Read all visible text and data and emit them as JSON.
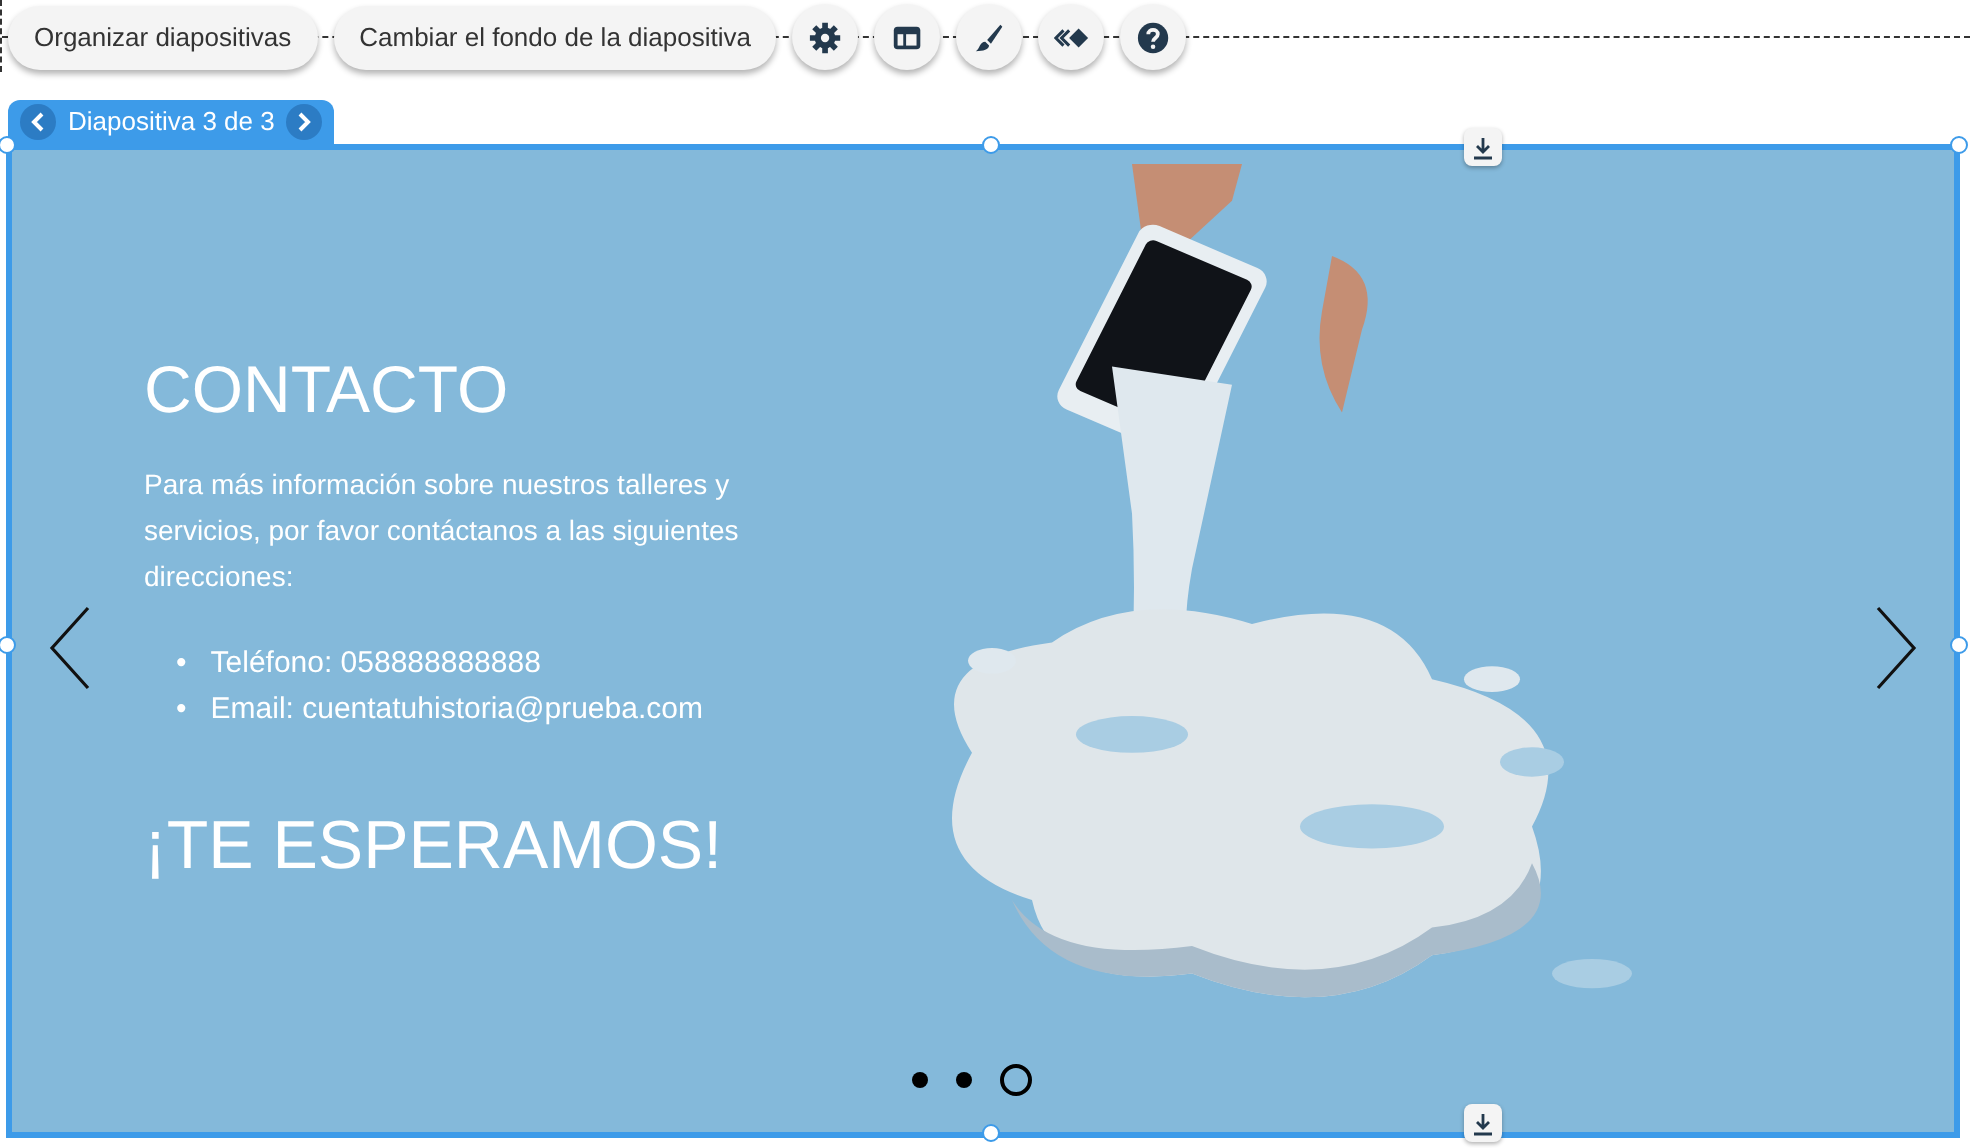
{
  "toolbar": {
    "buttons": [
      {
        "label": "Organizar diapositivas"
      },
      {
        "label": "Cambiar el fondo de la diapositiva"
      }
    ],
    "icon_buttons": [
      {
        "kind": "settings"
      },
      {
        "kind": "layout"
      },
      {
        "kind": "brush"
      },
      {
        "kind": "animation"
      },
      {
        "kind": "help"
      }
    ]
  },
  "slide_tab": {
    "label": "Diapositiva 3 de 3"
  },
  "slide": {
    "title": "CONTACTO",
    "intro": "Para más información sobre nuestros talleres y servicios, por favor contáctanos a las siguientes direcciones:",
    "list": [
      {
        "bullet": "•",
        "text": "Teléfono: 058888888888"
      },
      {
        "bullet": "•",
        "text": "Email: cuentatuhistoria@prueba.com"
      }
    ],
    "closing": "¡TE ESPERAMOS!",
    "dots": [
      {
        "selected": false
      },
      {
        "selected": false
      },
      {
        "selected": true
      }
    ]
  }
}
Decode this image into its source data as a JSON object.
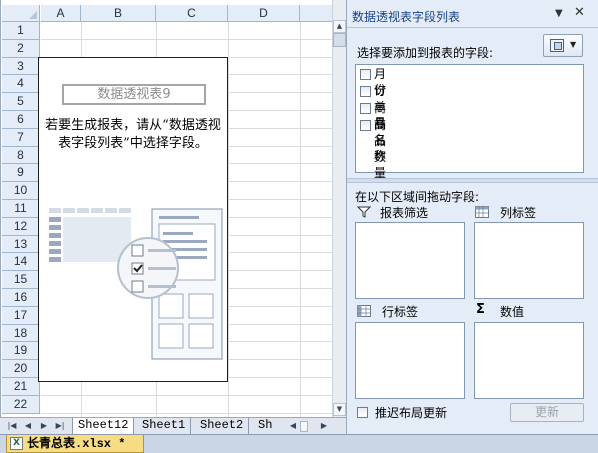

━━━

Give all the entries again exactly, dropping each picture.

Read all visible text and data and emit them as JSON.
{
  "toolbar": {
    "buttons": [
      {
        "label": "Organizar diapositivas"
      },
      {
        "label": "Cambiar el fondo de la diapositiva"
      }
    ],
    "icon_buttons": [
      {
        "kind": "settings"
      },
      {
        "kind": "layout"
      },
      {
        "kind": "brush"
      },
      {
        "kind": "animation"
      },
      {
        "kind": "help"
      }
    ]
  },
  "slide_tab": {
    "label": "Diapositiva 3 de 3"
  },
  "slide": {
    "title": "CONTACTO",
    "intro": "Para más información sobre nuestros talleres y servicios, por favor contáctanos a las siguientes direcciones:",
    "list": [
      {
        "bullet": "•",
        "text": "Teléfono: 058888888888"
      },
      {
        "bullet": "•",
        "text": "Email: cuentatuhistoria@prueba.com"
      }
    ],
    "closing": "¡TE ESPERAMOS!",
    "dots": [
      {
        "selected": false
      },
      {
        "selected": false
      },
      {
        "selected": true
      }
    ]
  }
}
Decode this image into its source data as a JSON object.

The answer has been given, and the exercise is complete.